**** Supplied information ****
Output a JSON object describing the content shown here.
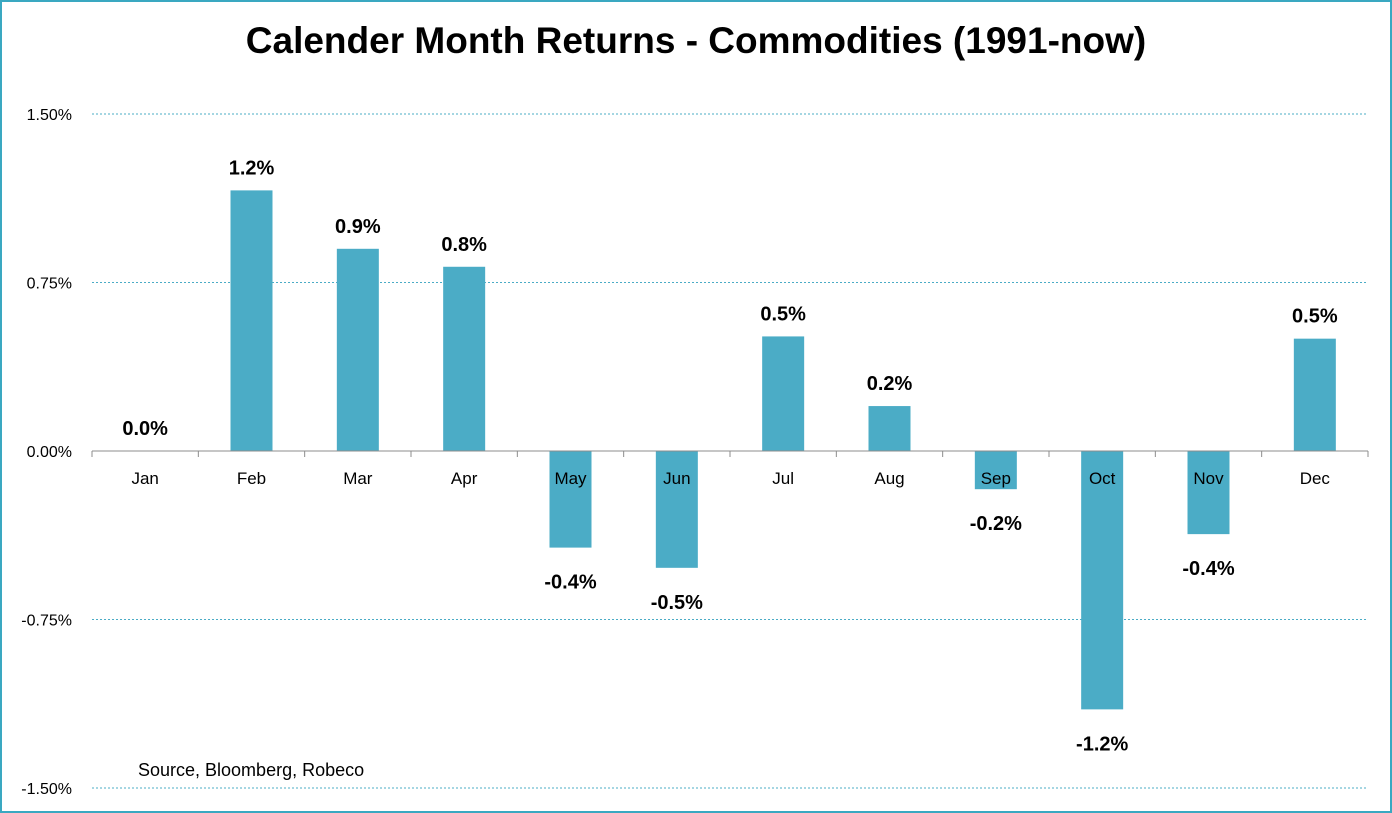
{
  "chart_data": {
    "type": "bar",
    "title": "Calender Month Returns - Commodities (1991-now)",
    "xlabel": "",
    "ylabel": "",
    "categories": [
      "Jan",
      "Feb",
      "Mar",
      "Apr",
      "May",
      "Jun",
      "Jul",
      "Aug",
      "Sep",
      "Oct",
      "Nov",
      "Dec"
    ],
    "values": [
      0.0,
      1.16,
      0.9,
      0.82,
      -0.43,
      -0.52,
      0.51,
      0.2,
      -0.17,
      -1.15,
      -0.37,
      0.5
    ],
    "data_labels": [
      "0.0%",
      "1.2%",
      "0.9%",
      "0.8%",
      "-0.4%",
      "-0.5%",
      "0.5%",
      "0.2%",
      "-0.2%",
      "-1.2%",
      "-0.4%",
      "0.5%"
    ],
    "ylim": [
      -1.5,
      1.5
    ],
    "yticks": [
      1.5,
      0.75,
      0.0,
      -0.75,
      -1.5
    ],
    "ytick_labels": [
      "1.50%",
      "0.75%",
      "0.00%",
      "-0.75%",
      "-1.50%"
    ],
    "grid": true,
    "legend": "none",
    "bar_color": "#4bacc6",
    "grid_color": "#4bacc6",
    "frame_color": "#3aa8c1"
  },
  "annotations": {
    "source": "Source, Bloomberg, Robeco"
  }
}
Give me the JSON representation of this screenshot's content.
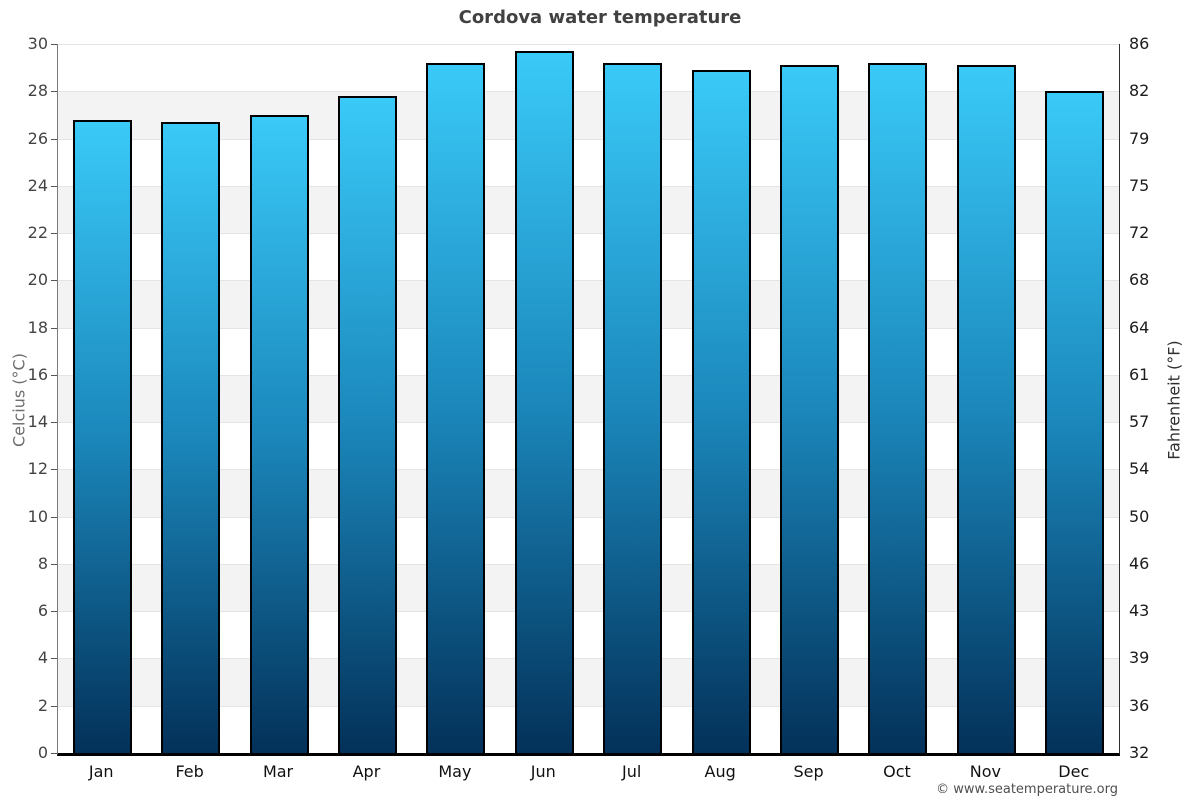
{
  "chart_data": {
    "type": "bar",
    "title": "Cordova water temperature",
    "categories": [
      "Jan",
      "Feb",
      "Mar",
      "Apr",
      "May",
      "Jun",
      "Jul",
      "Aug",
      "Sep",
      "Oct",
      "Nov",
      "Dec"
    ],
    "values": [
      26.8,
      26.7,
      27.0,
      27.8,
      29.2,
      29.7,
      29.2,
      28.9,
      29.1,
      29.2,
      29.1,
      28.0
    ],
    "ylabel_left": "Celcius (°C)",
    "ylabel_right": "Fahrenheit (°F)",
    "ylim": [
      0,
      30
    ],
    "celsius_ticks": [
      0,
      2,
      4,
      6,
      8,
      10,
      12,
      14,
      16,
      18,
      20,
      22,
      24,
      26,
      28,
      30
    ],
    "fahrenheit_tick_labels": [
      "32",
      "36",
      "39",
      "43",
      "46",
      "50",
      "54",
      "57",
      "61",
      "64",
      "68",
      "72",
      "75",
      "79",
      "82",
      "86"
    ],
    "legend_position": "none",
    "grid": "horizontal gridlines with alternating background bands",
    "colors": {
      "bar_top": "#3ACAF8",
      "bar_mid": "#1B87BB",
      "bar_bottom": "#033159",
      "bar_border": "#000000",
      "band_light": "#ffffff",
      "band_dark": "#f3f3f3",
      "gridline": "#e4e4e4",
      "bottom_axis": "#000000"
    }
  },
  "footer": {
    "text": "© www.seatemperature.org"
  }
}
****
Scan the material for lines with the word "JSON", and copy each line you find.

▸ **The answer**
Output a JSON object describing the content shown here.
Give me the JSON representation of this screenshot's content.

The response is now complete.